_Problem statement:_ Check each line for the string "content". Give only the count of lines that have it.

_Record set:_

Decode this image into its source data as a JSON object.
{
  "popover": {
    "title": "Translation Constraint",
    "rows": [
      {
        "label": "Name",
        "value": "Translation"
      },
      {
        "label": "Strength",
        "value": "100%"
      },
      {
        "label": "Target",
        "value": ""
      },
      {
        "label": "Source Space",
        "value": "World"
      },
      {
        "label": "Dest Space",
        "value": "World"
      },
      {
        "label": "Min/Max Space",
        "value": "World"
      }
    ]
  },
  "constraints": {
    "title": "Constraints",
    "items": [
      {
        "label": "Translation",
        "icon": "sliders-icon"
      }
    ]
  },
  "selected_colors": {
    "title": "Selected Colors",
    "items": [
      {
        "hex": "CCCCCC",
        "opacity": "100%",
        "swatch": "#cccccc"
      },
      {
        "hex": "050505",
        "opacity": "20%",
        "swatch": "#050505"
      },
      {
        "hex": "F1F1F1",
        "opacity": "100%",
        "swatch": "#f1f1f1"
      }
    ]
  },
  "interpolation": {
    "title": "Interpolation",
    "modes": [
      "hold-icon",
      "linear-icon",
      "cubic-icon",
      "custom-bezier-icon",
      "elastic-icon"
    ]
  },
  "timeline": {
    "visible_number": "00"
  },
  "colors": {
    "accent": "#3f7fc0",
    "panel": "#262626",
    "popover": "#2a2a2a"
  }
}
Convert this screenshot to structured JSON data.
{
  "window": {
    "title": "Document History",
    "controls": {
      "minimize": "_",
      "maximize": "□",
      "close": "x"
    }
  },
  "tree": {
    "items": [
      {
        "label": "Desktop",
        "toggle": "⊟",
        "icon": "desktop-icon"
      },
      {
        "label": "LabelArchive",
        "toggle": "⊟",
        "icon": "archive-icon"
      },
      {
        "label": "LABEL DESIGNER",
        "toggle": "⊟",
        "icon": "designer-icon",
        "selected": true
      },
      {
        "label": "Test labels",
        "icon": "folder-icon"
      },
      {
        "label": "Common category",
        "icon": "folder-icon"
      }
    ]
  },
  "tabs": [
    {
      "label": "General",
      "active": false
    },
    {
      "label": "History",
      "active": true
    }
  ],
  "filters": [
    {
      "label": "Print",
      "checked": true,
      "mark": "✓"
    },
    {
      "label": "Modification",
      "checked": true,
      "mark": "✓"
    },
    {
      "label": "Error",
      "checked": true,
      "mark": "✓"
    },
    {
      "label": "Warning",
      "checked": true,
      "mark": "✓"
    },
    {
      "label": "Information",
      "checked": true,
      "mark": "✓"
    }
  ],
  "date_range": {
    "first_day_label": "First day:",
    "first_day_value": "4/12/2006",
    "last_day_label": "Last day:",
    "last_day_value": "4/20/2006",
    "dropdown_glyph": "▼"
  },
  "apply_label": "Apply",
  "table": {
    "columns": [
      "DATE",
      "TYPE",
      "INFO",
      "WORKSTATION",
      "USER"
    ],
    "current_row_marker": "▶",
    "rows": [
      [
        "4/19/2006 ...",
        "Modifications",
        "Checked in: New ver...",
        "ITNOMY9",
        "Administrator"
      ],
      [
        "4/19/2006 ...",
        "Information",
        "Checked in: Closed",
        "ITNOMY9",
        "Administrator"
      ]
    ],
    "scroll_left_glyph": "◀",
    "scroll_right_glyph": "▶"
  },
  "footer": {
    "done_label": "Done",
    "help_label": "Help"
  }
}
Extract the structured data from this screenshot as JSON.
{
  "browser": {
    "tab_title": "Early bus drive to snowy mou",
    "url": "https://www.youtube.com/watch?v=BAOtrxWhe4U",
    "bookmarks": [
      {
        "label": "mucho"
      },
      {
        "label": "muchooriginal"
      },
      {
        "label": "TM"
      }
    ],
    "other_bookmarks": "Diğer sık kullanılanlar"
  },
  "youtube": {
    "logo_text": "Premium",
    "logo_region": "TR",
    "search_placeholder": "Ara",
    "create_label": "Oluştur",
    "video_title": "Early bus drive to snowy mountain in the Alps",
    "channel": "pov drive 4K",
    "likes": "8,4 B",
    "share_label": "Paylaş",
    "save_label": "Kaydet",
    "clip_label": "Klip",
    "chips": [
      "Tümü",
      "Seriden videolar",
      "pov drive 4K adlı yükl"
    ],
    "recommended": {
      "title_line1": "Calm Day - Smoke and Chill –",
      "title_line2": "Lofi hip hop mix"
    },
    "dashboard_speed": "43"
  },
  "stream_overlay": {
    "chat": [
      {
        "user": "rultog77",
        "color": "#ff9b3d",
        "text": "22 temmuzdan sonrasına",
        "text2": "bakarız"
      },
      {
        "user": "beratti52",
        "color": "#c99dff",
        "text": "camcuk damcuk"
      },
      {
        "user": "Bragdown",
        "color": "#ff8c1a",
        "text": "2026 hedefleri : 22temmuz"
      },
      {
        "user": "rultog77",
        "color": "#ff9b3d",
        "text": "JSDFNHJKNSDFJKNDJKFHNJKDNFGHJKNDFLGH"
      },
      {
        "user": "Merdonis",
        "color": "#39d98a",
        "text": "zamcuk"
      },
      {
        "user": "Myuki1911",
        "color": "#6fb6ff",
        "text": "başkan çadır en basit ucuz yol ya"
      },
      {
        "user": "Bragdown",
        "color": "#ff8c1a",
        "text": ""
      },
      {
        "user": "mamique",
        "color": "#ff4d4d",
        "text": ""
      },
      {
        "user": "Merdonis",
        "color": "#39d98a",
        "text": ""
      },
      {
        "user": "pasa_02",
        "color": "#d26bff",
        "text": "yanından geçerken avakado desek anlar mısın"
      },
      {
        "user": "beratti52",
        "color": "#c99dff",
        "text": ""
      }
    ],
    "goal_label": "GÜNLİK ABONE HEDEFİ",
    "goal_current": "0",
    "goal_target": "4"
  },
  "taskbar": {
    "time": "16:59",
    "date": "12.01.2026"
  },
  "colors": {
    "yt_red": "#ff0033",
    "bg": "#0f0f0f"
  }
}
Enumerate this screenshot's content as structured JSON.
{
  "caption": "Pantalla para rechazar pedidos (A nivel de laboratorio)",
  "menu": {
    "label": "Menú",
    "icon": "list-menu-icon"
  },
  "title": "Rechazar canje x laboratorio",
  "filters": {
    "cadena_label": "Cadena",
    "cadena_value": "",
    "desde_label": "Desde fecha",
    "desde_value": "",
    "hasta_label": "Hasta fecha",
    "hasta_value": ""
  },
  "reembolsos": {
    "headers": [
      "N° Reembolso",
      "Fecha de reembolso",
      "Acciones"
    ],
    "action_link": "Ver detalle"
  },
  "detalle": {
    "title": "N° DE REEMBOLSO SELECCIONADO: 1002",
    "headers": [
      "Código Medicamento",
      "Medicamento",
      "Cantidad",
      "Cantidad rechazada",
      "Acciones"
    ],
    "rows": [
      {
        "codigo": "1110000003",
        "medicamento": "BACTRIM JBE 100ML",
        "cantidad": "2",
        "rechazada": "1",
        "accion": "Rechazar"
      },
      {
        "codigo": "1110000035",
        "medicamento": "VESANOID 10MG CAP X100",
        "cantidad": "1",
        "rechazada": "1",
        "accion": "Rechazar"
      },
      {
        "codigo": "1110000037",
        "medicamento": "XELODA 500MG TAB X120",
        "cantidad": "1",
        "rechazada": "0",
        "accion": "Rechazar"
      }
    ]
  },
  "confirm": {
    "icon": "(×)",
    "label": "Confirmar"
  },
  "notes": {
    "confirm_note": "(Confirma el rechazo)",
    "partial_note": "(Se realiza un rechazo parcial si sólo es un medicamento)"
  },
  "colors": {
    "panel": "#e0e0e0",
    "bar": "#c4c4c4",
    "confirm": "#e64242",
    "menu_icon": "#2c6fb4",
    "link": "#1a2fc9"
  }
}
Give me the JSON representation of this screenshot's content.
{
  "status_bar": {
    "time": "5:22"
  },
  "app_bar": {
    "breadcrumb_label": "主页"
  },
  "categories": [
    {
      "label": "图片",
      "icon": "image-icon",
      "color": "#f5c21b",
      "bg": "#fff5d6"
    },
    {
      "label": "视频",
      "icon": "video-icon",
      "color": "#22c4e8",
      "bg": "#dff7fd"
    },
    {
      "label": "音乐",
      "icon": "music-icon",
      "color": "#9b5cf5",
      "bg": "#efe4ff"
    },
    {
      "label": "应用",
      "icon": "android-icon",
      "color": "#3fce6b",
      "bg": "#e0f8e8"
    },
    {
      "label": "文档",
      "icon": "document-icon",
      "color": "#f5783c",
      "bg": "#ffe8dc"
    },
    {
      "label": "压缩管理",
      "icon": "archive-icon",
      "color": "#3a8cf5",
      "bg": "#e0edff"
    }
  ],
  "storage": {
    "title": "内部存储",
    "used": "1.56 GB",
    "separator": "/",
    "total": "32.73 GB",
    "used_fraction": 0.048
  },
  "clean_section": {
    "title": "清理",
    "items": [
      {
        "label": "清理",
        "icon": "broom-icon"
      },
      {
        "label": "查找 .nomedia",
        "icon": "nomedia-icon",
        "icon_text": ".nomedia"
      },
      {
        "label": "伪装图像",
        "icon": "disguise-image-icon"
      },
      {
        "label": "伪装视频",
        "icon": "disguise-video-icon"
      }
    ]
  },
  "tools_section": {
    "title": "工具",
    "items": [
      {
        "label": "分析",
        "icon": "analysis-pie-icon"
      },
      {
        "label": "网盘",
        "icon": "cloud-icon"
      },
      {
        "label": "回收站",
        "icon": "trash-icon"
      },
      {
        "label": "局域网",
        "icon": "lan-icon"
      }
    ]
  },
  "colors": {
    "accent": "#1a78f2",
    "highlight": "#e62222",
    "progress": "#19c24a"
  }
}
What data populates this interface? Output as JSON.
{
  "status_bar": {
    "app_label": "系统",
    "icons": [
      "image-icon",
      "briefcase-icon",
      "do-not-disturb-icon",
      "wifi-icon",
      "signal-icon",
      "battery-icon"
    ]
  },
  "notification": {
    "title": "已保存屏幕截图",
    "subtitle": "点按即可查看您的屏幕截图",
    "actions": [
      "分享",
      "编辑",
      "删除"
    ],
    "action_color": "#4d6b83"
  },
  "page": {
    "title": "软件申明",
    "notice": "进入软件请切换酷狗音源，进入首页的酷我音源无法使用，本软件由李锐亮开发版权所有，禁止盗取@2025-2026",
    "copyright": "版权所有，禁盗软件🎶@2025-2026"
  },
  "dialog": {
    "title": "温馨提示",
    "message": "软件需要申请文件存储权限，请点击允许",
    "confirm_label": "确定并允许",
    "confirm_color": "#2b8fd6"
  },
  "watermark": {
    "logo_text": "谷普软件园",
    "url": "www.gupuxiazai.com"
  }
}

_Response:_ 2